**TASK TO COMPLETE**. Tally up the lines where the string "Possibilité" appears; reply with the number only.

**RECORDS TO PROCESS**.
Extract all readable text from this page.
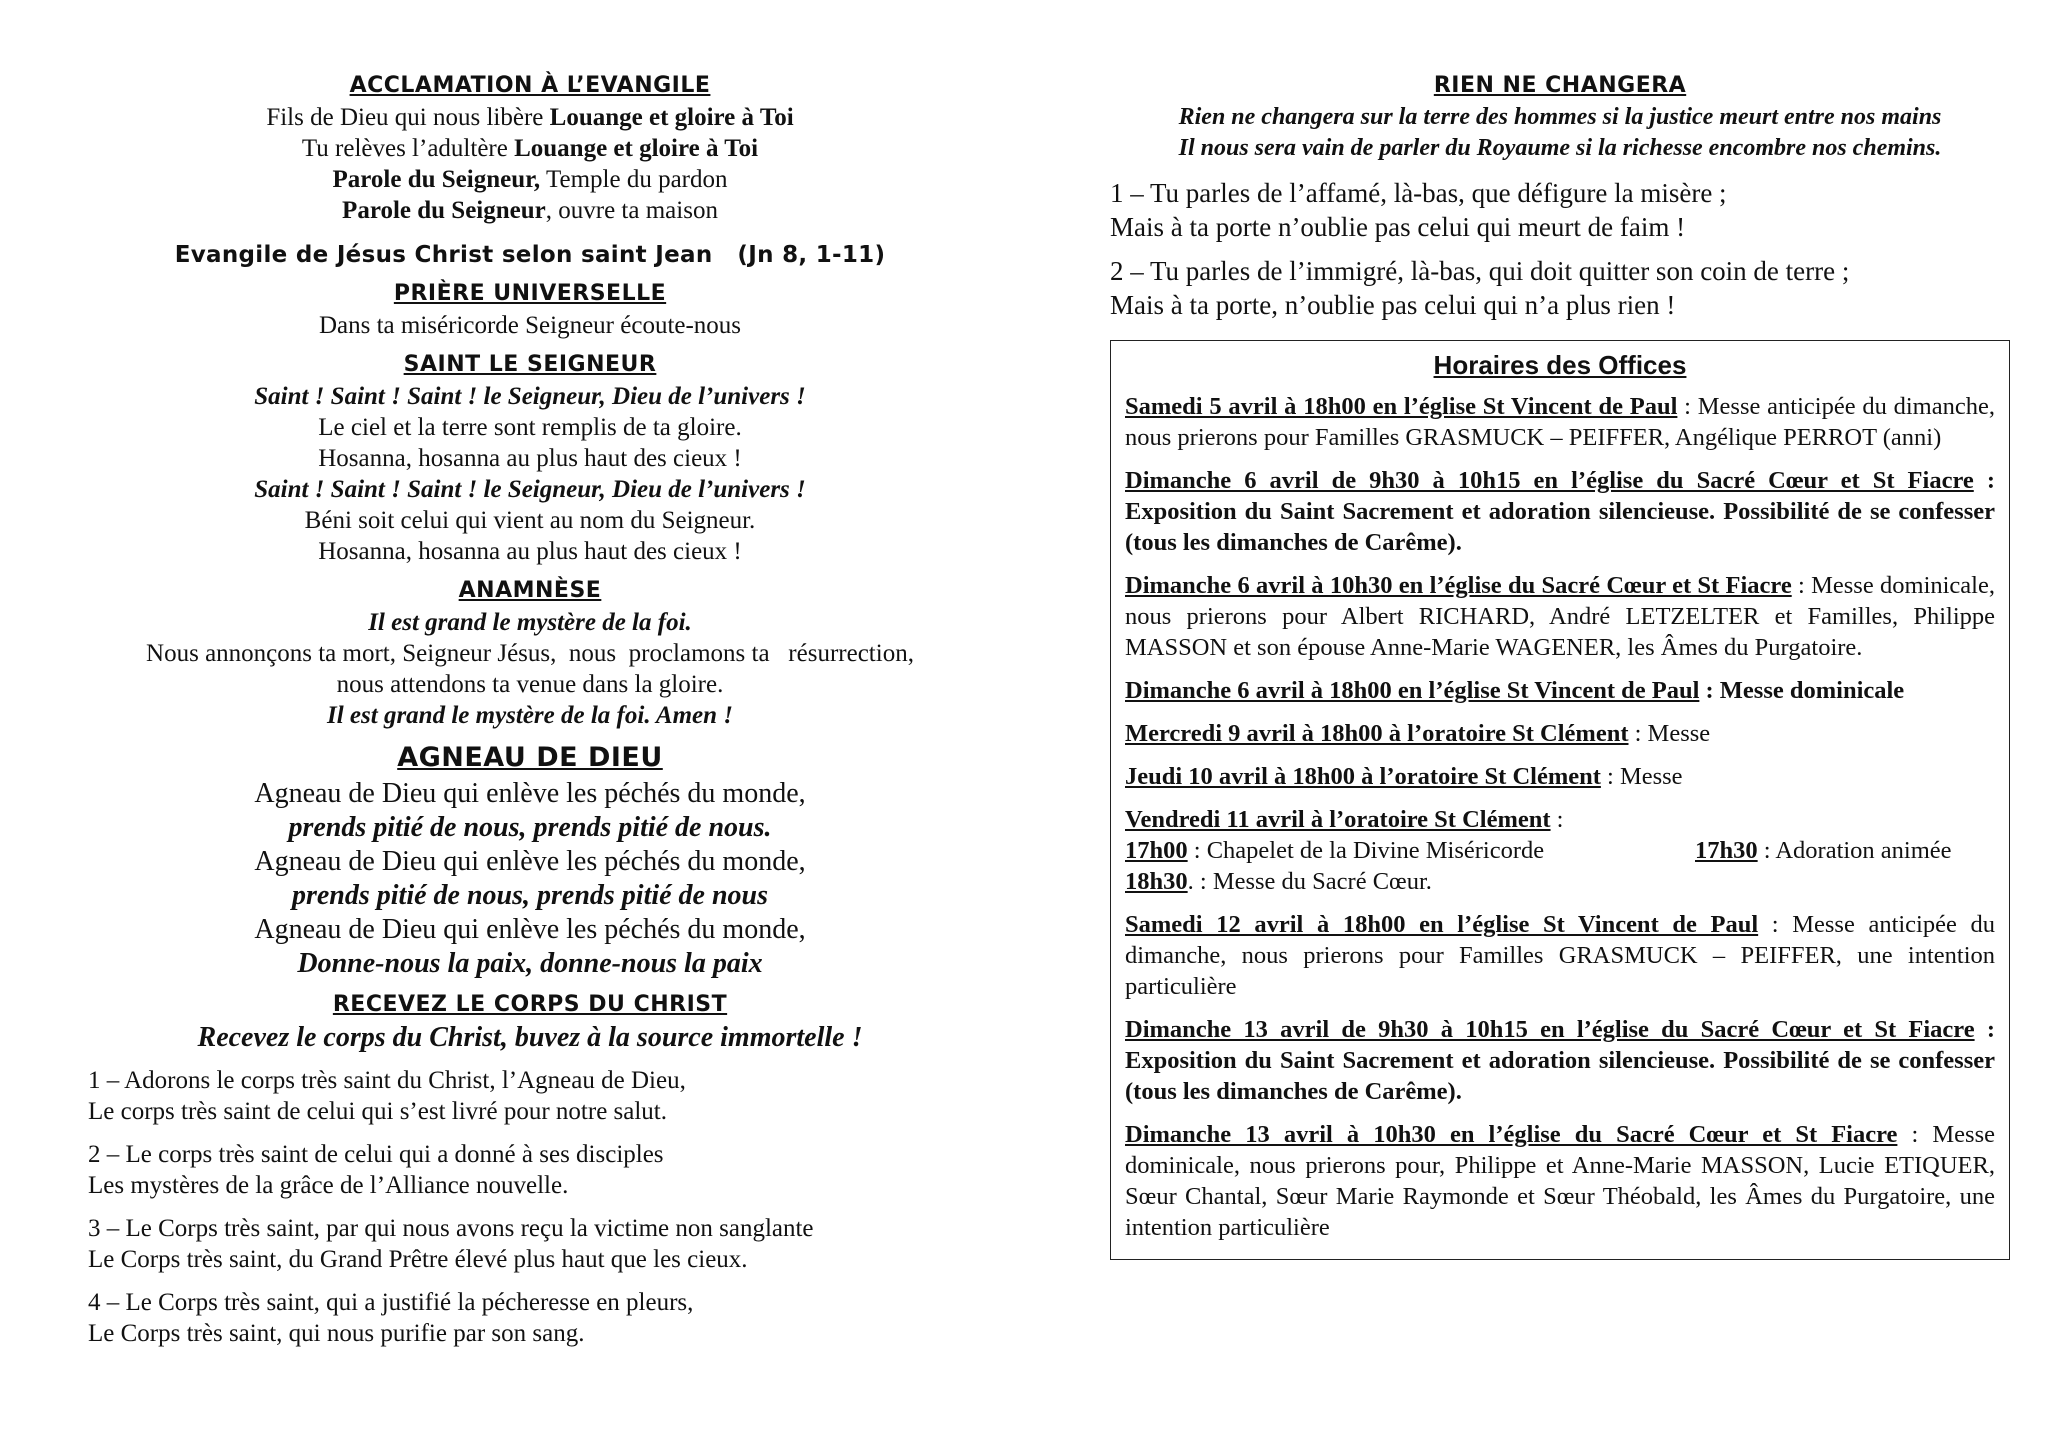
ACCLAMATION À L’EVANGILE

Fils de Dieu qui nous libère Louange et gloire à Toi

Tu relèves l’adultère Louange et gloire à Toi

Parole du Seigneur, Temple du pardon

Parole du Seigneur, ouvre ta maison

Evangile de Jésus Christ selon saint Jean   (Jn 8, 1-11)

PRIÈRE UNIVERSELLE

Dans ta miséricorde Seigneur écoute-nous

SAINT LE SEIGNEUR

Saint ! Saint ! Saint ! le Seigneur, Dieu de l’univers !

Le ciel et la terre sont remplis de ta gloire.

Hosanna, hosanna au plus haut des cieux !

Saint ! Saint ! Saint ! le Seigneur, Dieu de l’univers !

Béni soit celui qui vient au nom du Seigneur.

Hosanna, hosanna au plus haut des cieux !

ANAMNÈSE

Il est grand le mystère de la foi.

Nous annonçons ta mort, Seigneur Jésus,  nous  proclamons ta   résurrection,

nous attendons ta venue dans la gloire.

Il est grand le mystère de la foi. Amen !

AGNEAU DE DIEU

Agneau de Dieu qui enlève les péchés du monde,

prends pitié de nous, prends pitié de nous.

Agneau de Dieu qui enlève les péchés du monde,

prends pitié de nous, prends pitié de nous

Agneau de Dieu qui enlève les péchés du monde,

Donne-nous la paix, donne-nous la paix

RECEVEZ LE CORPS DU CHRIST

Recevez le corps du Christ, buvez à la source immortelle !

1 – Adorons le corps très saint du Christ, l’Agneau de Dieu,
Le corps très saint de celui qui s’est livré pour notre salut.

2 – Le corps très saint de celui qui a donné à ses disciples
Les mystères de la grâce de l’Alliance nouvelle.

3 – Le Corps très saint, par qui nous avons reçu la victime non sanglante
Le Corps très saint, du Grand Prêtre élevé plus haut que les cieux.

4 – Le Corps très saint, qui a justifié la pécheresse en pleurs,
Le Corps très saint, qui nous purifie par son sang.

RIEN NE CHANGERA

Rien ne changera sur la terre des hommes si la justice meurt entre nos mains

Il nous sera vain de parler du Royaume si la richesse encombre nos chemins.

1 – Tu parles de l’affamé, là-bas, que défigure la misère ;
Mais à ta porte n’oublie pas celui qui meurt de faim !

2 – Tu parles de l’immigré, là-bas, qui doit quitter son coin de terre ;
Mais à ta porte, n’oublie pas celui qui n’a plus rien !

Horaires des Offices

Samedi 5 avril à 18h00 en l’église St Vincent de Paul : Messe anticipée du dimanche, nous prierons pour Familles GRASMUCK – PEIFFER, Angélique PERROT (anni)

Dimanche 6 avril de 9h30 à 10h15 en l’église du Sacré Cœur et St Fiacre : Exposition du Saint Sacrement et adoration silencieuse. Possibilité de se confesser (tous les dimanches de Carême).

Dimanche 6 avril à 10h30 en l’église du Sacré Cœur et St Fiacre : Messe dominicale, nous prierons pour Albert RICHARD, André LETZELTER et Familles, Philippe MASSON et son épouse Anne-Marie WAGENER, les Âmes du Purgatoire.

Dimanche 6 avril à 18h00 en l’église St Vincent de Paul : Messe dominicale

Mercredi 9 avril à 18h00 à l’oratoire St Clément : Messe

Jeudi 10 avril à 18h00 à l’oratoire St Clément : Messe

Vendredi 11 avril à l’oratoire St Clément :
17h00 : Chapelet de la Divine Miséricorde	17h30 : Adoration animée
18h30. : Messe du Sacré Cœur.

Samedi 12 avril à 18h00 en l’église St Vincent de Paul : Messe anticipée du dimanche, nous prierons pour Familles GRASMUCK – PEIFFER, une intention particulière

Dimanche 13 avril de 9h30 à 10h15 en l’église du Sacré Cœur et St Fiacre : Exposition du Saint Sacrement et adoration silencieuse. Possibilité de se confesser (tous les dimanches de Carême).

Dimanche 13 avril à 10h30 en l’église du Sacré Cœur et St Fiacre : Messe dominicale, nous prierons pour, Philippe et Anne-Marie MASSON, Lucie ETIQUER, Sœur Chantal, Sœur Marie Raymonde et Sœur Théobald, les Âmes du Purgatoire, une intention particulière
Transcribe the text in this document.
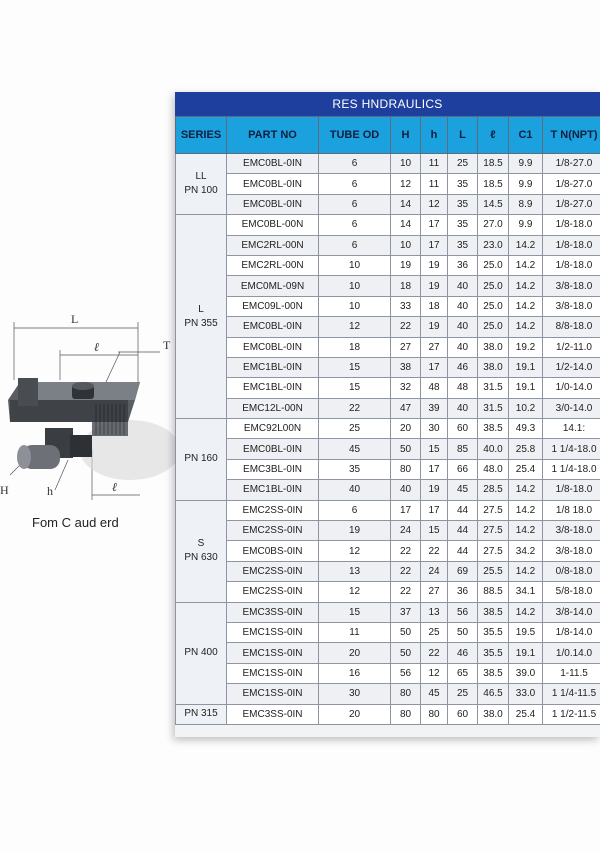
L
ℓ	T
H	h	ℓ
Fom C aud erd
RES HNDRAULICS
SERIES	PART NO	TUBE OD	H	h	L	ℓ	C1	T N(NPT)

LL
PN 100	EMC0BL-0IN	6	10	11	25	18.5	9.9	1/8-27.0
	EMC0BL-0IN	6	12	11	35	18.5	9.9	1/8-27.0
	EMC0BL-0IN	6	14	12	35	14.5	8.9	1/8-27.0

L
PN 355	EMC0BL-00N	6	14	17	35	27.0	9.9	1/8-18.0
	EMC2RL-00N	6	10	17	35	23.0	14.2	1/8-18.0
	EMC2RL-00N	10	19	19	36	25.0	14.2	1/8-18.0
	EMC0ML-09N	10	18	19	40	25.0	14.2	3/8-18.0
	EMC09L-00N	10	33	18	40	25.0	14.2	3/8-18.0
	EMC0BL-0IN	12	22	19	40	25.0	14.2	8/8-18.0
	EMC0BL-0IN	18	27	27	40	38.0	19.2	1/2-11.0
	EMC1BL-0IN	15	38	17	46	38.0	19.1	1/2-14.0
	EMC1BL-0IN	15	32	48	48	31.5	19.1	1/0-14.0
	EMC12L-00N	22	47	39	40	31.5	10.2	3/0-14.0

PN 160	EMC92L00N	25	20	30	60	38.5	49.3	14.1:
	EMC0BL-0IN	45	50	15	85	40.0	25.8	1 1/4-18.0
	EMC3BL-0IN	35	80	17	66	48.0	25.4	1 1/4-18.0
	EMC1BL-0IN	40	40	19	45	28.5	14.2	1/8-18.0

S
PN 630	EMC2SS-0IN	6	17	17	44	27.5	14.2	1/8 18.0
	EMC2SS-0IN	19	24	15	44	27.5	14.2	3/8-18.0
	EMC0BS-0IN	12	22	22	44	27.5	34.2	3/8-18.0
	EMC2SS-0IN	13	22	24	69	25.5	14.2	0/8-18.0
	EMC2SS-0IN	12	22	27	36	88.5	34.1	5/8-18.0

PN 400	EMC3SS-0IN	15	37	13	56	38.5	14.2	3/8-14.0
	EMC1SS-0IN	11	50	25	50	35.5	19.5	1/8-14.0
	EMC1SS-0IN	20	50	22	46	35.5	19.1	1/0.14.0
	EMC1SS-0IN	16	56	12	65	38.5	39.0	1-11.5
	EMC1SS-0IN	30	80	45	25	46.5	33.0	1 1/4-11.5

PN 315	EMC3SS-0IN	20	80	80	60	38.0	25.4	1 1/2-11.5
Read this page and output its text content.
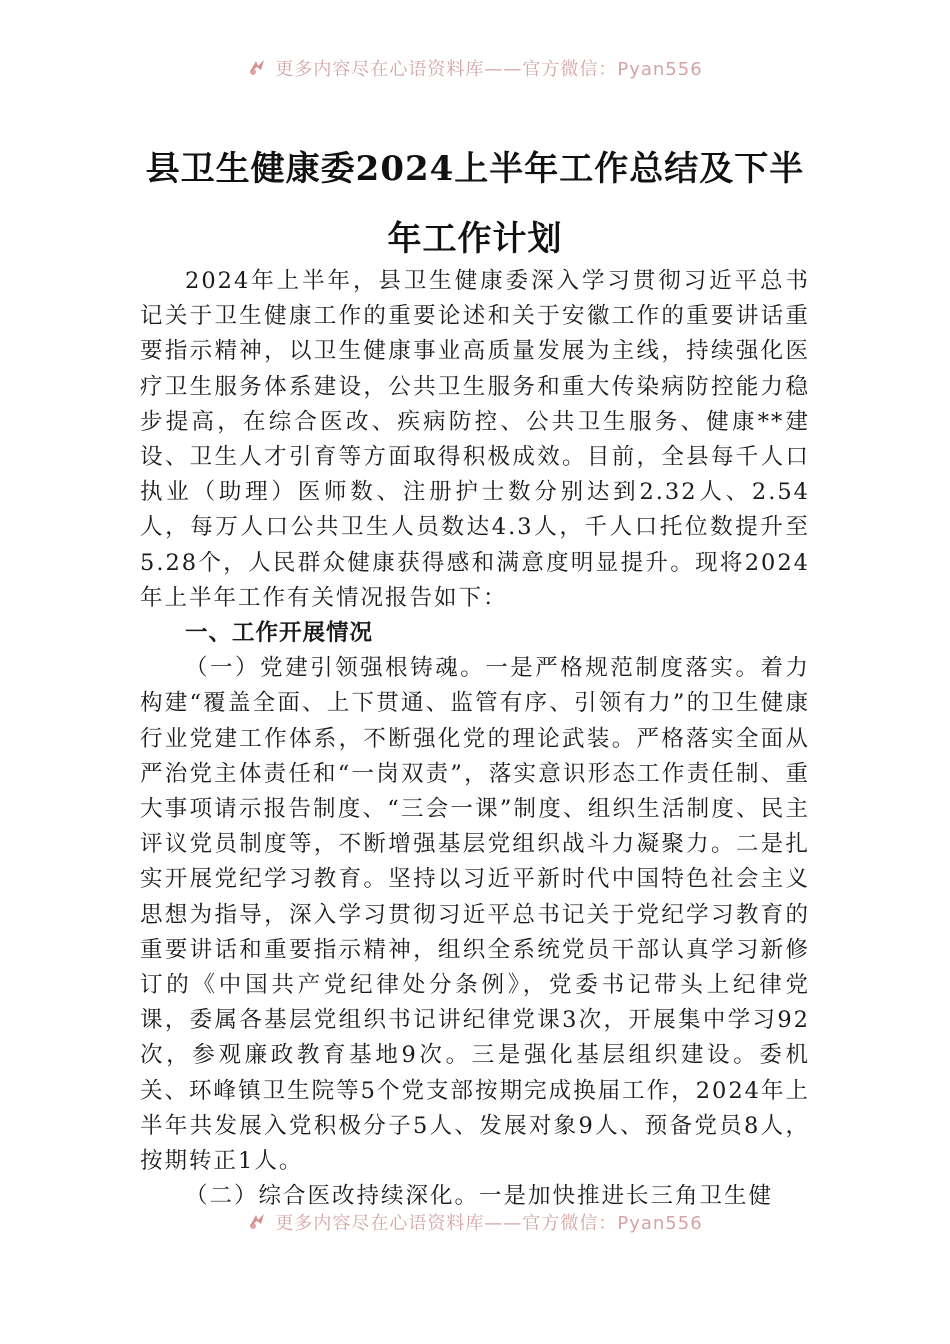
更多内容尽在心语资料库——官方微信：Pyan556
县卫生健康委2024上半年工作总结及下半年工作计划

2024年上半年，县卫生健康委深入学习贯彻习近平总书记关于卫生健康工作的重要论述和关于安徽工作的重要讲话重要指示精神，以卫生健康事业高质量发展为主线，持续强化医疗卫生服务体系建设，公共卫生服务和重大传染病防控能力稳步提高，在综合医改、疾病防控、公共卫生服务、健康**建设、卫生人才引育等方面取得积极成效。目前，全县每千人口执业（助理）医师数、注册护士数分别达到2.32人、2.54人，每万人口公共卫生人员数达4.3人，千人口托位数提升至5.28个，人民群众健康获得感和满意度明显提升。现将2024年上半年工作有关情况报告如下：

一、工作开展情况

（一）党建引领强根铸魂。一是严格规范制度落实。着力构建“覆盖全面、上下贯通、监管有序、引领有力”的卫生健康行业党建工作体系，不断强化党的理论武装。严格落实全面从严治党主体责任和“一岗双责”，落实意识形态工作责任制、重大事项请示报告制度、“三会一课”制度、组织生活制度、民主评议党员制度等，不断增强基层党组织战斗力凝聚力。二是扎实开展党纪学习教育。坚持以习近平新时代中国特色社会主义思想为指导，深入学习贯彻习近平总书记关于党纪学习教育的重要讲话和重要指示精神，组织全系统党员干部认真学习新修订的《中国共产党纪律处分条例》，党委书记带头上纪律党课，委属各基层党组织书记讲纪律党课3次，开展集中学习92次，参观廉政教育基地9次。三是强化基层组织建设。委机关、环峰镇卫生院等5个党支部按期完成换届工作，2024年上半年共发展入党积极分子5人、发展对象9人、预备党员8人，按期转正1人。

（二）综合医改持续深化。一是加快推进长三角卫生健

更多内容尽在心语资料库——官方微信：Pyan556
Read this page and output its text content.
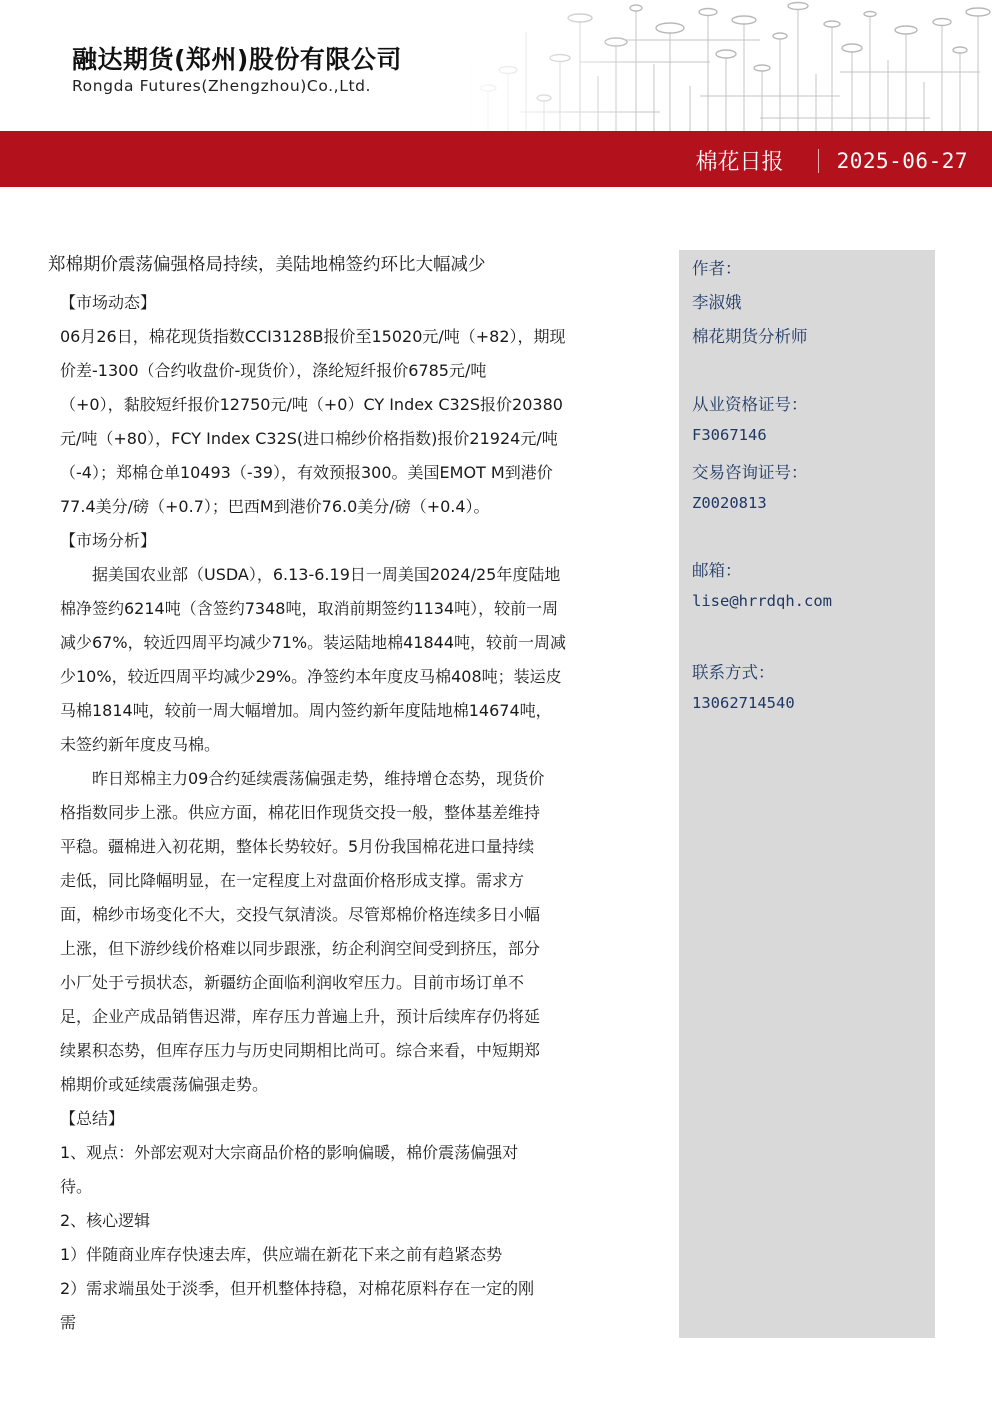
融达期货(郑州)股份有限公司
Rongda Futures(Zhengzhou)Co.,Ltd.
棉花日报	2025-06-27
郑棉期价震荡偏强格局持续，美陆地棉签约环比大幅减少
【市场动态】
06月26日，棉花现货指数CCI3128B报价至15020元/吨（+82），期现
价差-1300（合约收盘价-现货价），涤纶短纤报价6785元/吨
（+0），黏胶短纤报价12750元/吨（+0）CY Index C32S报价20380
元/吨（+80），FCY Index C32S(进口棉纱价格指数)报价21924元/吨
（-4）；郑棉仓单10493（-39），有效预报300。美国EMOT M到港价
77.4美分/磅（+0.7）；巴西M到港价76.0美分/磅（+0.4）。
【市场分析】
据美国农业部（USDA），6.13-6.19日一周美国2024/25年度陆地
棉净签约6214吨（含签约7348吨，取消前期签约1134吨），较前一周
减少67%，较近四周平均减少71%。装运陆地棉41844吨，较前一周减
少10%，较近四周平均减少29%。净签约本年度皮马棉408吨；装运皮
马棉1814吨，较前一周大幅增加。周内签约新年度陆地棉14674吨，
未签约新年度皮马棉。
昨日郑棉主力09合约延续震荡偏强走势，维持增仓态势，现货价
格指数同步上涨。供应方面，棉花旧作现货交投一般，整体基差维持
平稳。疆棉进入初花期，整体长势较好。5月份我国棉花进口量持续
走低，同比降幅明显，在一定程度上对盘面价格形成支撑。需求方
面，棉纱市场变化不大，交投气氛清淡。尽管郑棉价格连续多日小幅
上涨，但下游纱线价格难以同步跟涨，纺企利润空间受到挤压，部分
小厂处于亏损状态，新疆纺企面临利润收窄压力。目前市场订单不
足，企业产成品销售迟滞，库存压力普遍上升，预计后续库存仍将延
续累积态势，但库存压力与历史同期相比尚可。综合来看，中短期郑
棉期价或延续震荡偏强走势。
【总结】
1、观点：外部宏观对大宗商品价格的影响偏暖，棉价震荡偏强对
待。
2、核心逻辑
1）伴随商业库存快速去库，供应端在新花下来之前有趋紧态势
2）需求端虽处于淡季，但开机整体持稳，对棉花原料存在一定的刚
需
作者：
李淑娥
棉花期货分析师
从业资格证号：
F3067146
交易咨询证号：
Z0020813
邮箱：
lise@hrrdqh.com
联系方式：
13062714540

**OUTPUT FOR THIS TASK**. 2